Work instructions:
Copy out every record below, word for word.

Recorded information:
[START]
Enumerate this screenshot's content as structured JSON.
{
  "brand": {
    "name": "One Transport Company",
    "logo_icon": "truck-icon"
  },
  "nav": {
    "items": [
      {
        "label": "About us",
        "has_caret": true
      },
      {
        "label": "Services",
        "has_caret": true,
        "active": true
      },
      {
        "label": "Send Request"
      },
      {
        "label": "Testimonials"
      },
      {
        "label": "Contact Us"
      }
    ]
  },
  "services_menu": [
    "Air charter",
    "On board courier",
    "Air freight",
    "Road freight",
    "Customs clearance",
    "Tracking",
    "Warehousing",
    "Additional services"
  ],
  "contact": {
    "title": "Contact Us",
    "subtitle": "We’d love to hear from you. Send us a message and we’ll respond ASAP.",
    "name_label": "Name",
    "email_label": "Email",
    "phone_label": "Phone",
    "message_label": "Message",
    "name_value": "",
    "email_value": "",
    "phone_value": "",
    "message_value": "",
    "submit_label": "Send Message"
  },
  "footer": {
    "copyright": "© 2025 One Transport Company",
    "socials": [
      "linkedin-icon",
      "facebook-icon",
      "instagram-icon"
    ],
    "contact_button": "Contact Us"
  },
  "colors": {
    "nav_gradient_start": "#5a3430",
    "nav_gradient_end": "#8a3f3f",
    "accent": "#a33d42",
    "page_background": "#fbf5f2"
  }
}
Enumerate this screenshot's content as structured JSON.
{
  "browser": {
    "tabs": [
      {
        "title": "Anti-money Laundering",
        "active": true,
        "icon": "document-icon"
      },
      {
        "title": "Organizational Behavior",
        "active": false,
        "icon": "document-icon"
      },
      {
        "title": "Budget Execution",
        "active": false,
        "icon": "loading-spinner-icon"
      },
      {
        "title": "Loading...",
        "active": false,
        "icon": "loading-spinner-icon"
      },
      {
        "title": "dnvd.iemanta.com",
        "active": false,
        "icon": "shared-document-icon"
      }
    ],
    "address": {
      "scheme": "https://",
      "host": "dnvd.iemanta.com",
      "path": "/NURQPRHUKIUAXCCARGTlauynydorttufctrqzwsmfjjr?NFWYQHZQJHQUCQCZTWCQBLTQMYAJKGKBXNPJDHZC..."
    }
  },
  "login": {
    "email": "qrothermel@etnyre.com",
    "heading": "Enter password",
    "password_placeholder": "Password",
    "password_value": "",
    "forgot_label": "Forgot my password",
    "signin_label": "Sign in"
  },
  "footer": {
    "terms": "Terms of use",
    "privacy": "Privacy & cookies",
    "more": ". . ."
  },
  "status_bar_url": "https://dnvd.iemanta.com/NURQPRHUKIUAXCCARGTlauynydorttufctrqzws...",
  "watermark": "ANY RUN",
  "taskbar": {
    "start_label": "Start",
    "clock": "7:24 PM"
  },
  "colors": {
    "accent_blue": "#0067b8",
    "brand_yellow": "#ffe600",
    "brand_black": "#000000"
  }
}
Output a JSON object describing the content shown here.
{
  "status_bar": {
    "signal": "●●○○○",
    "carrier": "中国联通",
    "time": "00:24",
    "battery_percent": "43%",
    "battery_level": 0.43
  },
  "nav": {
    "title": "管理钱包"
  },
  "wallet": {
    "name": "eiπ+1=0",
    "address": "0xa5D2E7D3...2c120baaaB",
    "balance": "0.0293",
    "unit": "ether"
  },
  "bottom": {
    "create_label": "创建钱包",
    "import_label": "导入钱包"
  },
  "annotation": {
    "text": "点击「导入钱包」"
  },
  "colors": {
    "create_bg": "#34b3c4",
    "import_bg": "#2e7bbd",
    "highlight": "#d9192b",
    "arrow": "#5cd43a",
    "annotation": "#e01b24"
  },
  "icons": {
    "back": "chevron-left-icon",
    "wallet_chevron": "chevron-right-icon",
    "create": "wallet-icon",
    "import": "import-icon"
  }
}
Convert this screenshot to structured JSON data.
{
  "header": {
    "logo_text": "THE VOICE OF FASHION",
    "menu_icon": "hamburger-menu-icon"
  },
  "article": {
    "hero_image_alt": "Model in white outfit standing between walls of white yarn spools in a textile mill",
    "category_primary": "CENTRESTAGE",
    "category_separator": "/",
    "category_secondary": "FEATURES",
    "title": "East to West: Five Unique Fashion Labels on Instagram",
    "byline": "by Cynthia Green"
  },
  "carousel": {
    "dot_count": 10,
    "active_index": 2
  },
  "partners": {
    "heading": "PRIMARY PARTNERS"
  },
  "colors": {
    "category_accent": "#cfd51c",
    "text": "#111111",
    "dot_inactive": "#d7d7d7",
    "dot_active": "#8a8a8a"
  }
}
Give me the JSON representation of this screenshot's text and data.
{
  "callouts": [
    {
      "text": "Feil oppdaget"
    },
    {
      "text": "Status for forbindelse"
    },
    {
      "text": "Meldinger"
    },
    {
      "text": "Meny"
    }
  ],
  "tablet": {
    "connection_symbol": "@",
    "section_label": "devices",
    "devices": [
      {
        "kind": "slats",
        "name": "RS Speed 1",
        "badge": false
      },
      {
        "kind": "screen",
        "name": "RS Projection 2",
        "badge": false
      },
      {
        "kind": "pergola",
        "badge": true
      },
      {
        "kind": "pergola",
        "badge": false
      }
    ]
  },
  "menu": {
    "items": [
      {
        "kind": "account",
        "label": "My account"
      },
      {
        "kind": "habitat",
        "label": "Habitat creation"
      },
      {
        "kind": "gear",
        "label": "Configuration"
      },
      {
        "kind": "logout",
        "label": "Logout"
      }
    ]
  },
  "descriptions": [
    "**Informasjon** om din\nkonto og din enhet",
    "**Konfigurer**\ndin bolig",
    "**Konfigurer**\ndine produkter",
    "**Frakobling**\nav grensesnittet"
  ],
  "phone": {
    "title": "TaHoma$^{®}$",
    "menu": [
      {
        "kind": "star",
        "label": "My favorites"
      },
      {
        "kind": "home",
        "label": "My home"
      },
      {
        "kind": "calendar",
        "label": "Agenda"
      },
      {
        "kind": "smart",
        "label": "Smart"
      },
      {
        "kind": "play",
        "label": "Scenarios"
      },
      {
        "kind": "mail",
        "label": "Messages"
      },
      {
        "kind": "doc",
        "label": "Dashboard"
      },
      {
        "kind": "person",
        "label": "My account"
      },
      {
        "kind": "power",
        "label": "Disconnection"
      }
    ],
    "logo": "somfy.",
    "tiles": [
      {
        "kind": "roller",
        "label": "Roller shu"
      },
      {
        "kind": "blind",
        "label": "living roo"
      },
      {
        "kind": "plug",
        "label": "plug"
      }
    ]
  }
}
[END]
Exercise output:
Enumerate this screenshot's content as structured JSON.
{
  "brand": {
    "name": "One Transport Company",
    "logo_icon": "truck-icon"
  },
  "nav": {
    "items": [
      {
        "label": "About us",
        "has_caret": true
      },
      {
        "label": "Services",
        "has_caret": true,
        "active": true
      },
      {
        "label": "Send Request"
      },
      {
        "label": "Testimonials"
      },
      {
        "label": "Contact Us"
      }
    ]
  },
  "services_menu": [
    "Air charter",
    "On board courier",
    "Air freight",
    "Road freight",
    "Customs clearance",
    "Tracking",
    "Warehousing",
    "Additional services"
  ],
  "contact": {
    "title": "Contact Us",
    "subtitle": "We’d love to hear from you. Send us a message and we’ll respond ASAP.",
    "name_label": "Name",
    "email_label": "Email",
    "phone_label": "Phone",
    "message_label": "Message",
    "name_value": "",
    "email_value": "",
    "phone_value": "",
    "message_value": "",
    "submit_label": "Send Message"
  },
  "footer": {
    "copyright": "© 2025 One Transport Company",
    "socials": [
      "linkedin-icon",
      "facebook-icon",
      "instagram-icon"
    ],
    "contact_button": "Contact Us"
  },
  "colors": {
    "nav_gradient_start": "#5a3430",
    "nav_gradient_end": "#8a3f3f",
    "accent": "#a33d42",
    "page_background": "#fbf5f2"
  }
}
Enumerate this screenshot's content as structured JSON.
{
  "browser": {
    "tabs": [
      {
        "title": "Anti-money Laundering",
        "active": true,
        "icon": "document-icon"
      },
      {
        "title": "Organizational Behavior",
        "active": false,
        "icon": "document-icon"
      },
      {
        "title": "Budget Execution",
        "active": false,
        "icon": "loading-spinner-icon"
      },
      {
        "title": "Loading...",
        "active": false,
        "icon": "loading-spinner-icon"
      },
      {
        "title": "dnvd.iemanta.com",
        "active": false,
        "icon": "shared-document-icon"
      }
    ],
    "address": {
      "scheme": "https://",
      "host": "dnvd.iemanta.com",
      "path": "/NURQPRHUKIUAXCCARGTlauynydorttufctrqzwsmfjjr?NFWYQHZQJHQUCQCZTWCQBLTQMYAJKGKBXNPJDHZC..."
    }
  },
  "login": {
    "email": "qrothermel@etnyre.com",
    "heading": "Enter password",
    "password_placeholder": "Password",
    "password_value": "",
    "forgot_label": "Forgot my password",
    "signin_label": "Sign in"
  },
  "footer": {
    "terms": "Terms of use",
    "privacy": "Privacy & cookies",
    "more": ". . ."
  },
  "status_bar_url": "https://dnvd.iemanta.com/NURQPRHUKIUAXCCARGTlauynydorttufctrqzws...",
  "watermark": "ANY RUN",
  "taskbar": {
    "start_label": "Start",
    "clock": "7:24 PM"
  },
  "colors": {
    "accent_blue": "#0067b8",
    "brand_yellow": "#ffe600",
    "brand_black": "#000000"
  }
}
Output a JSON object describing the content shown here.
{
  "status_bar": {
    "signal": "●●○○○",
    "carrier": "中国联通",
    "time": "00:24",
    "battery_percent": "43%",
    "battery_level": 0.43
  },
  "nav": {
    "title": "管理钱包"
  },
  "wallet": {
    "name": "eiπ+1=0",
    "address": "0xa5D2E7D3...2c120baaaB",
    "balance": "0.0293",
    "unit": "ether"
  },
  "bottom": {
    "create_label": "创建钱包",
    "import_label": "导入钱包"
  },
  "annotation": {
    "text": "点击「导入钱包」"
  },
  "colors": {
    "create_bg": "#34b3c4",
    "import_bg": "#2e7bbd",
    "highlight": "#d9192b",
    "arrow": "#5cd43a",
    "annotation": "#e01b24"
  },
  "icons": {
    "back": "chevron-left-icon",
    "wallet_chevron": "chevron-right-icon",
    "create": "wallet-icon",
    "import": "import-icon"
  }
}
Convert this screenshot to structured JSON data.
{
  "header": {
    "logo_text": "THE VOICE OF FASHION",
    "menu_icon": "hamburger-menu-icon"
  },
  "article": {
    "hero_image_alt": "Model in white outfit standing between walls of white yarn spools in a textile mill",
    "category_primary": "CENTRESTAGE",
    "category_separator": "/",
    "category_secondary": "FEATURES",
    "title": "East to West: Five Unique Fashion Labels on Instagram",
    "byline": "by Cynthia Green"
  },
  "carousel": {
    "dot_count": 10,
    "active_index": 2
  },
  "partners": {
    "heading": "PRIMARY PARTNERS"
  },
  "colors": {
    "category_accent": "#cfd51c",
    "text": "#111111",
    "dot_inactive": "#d7d7d7",
    "dot_active": "#8a8a8a"
  }
}
Give me the JSON representation of this screenshot's text and data.
{
  "callouts": [
    {
      "text": "Feil oppdaget"
    },
    {
      "text": "Status for forbindelse"
    },
    {
      "text": "Meldinger"
    },
    {
      "text": "Meny"
    }
  ],
  "tablet": {
    "connection_symbol": "@",
    "section_label": "devices",
    "devices": [
      {
        "kind": "slats",
        "name": "RS Speed 1",
        "badge": false
      },
      {
        "kind": "screen",
        "name": "RS Projection 2",
        "badge": false
      },
      {
        "kind": "pergola",
        "badge": true
      },
      {
        "kind": "pergola",
        "badge": false
      }
    ]
  },
  "menu": {
    "items": [
      {
        "kind": "account",
        "label": "My account"
      },
      {
        "kind": "habitat",
        "label": "Habitat creation"
      },
      {
        "kind": "gear",
        "label": "Configuration"
      },
      {
        "kind": "logout",
        "label": "Logout"
      }
    ]
  },
  "descriptions": [
    "**Informasjon** om din\nkonto og din enhet",
    "**Konfigurer**\ndin bolig",
    "**Konfigurer**\ndine produkter",
    "**Frakobling**\nav grensesnittet"
  ],
  "phone": {
    "title": "TaHoma$^{®}$",
    "menu": [
      {
        "kind": "star",
        "label": "My favorites"
      },
      {
        "kind": "home",
        "label": "My home"
      },
      {
        "kind": "calendar",
        "label": "Agenda"
      },
      {
        "kind": "smart",
        "label": "Smart"
      },
      {
        "kind": "play",
        "label": "Scenarios"
      },
      {
        "kind": "mail",
        "label": "Messages"
      },
      {
        "kind": "doc",
        "label": "Dashboard"
      },
      {
        "kind": "person",
        "label": "My account"
      },
      {
        "kind": "power",
        "label": "Disconnection"
      }
    ],
    "logo": "somfy.",
    "tiles": [
      {
        "kind": "roller",
        "label": "Roller shu"
      },
      {
        "kind": "blind",
        "label": "living roo"
      },
      {
        "kind": "plug",
        "label": "plug"
      }
    ]
  }
}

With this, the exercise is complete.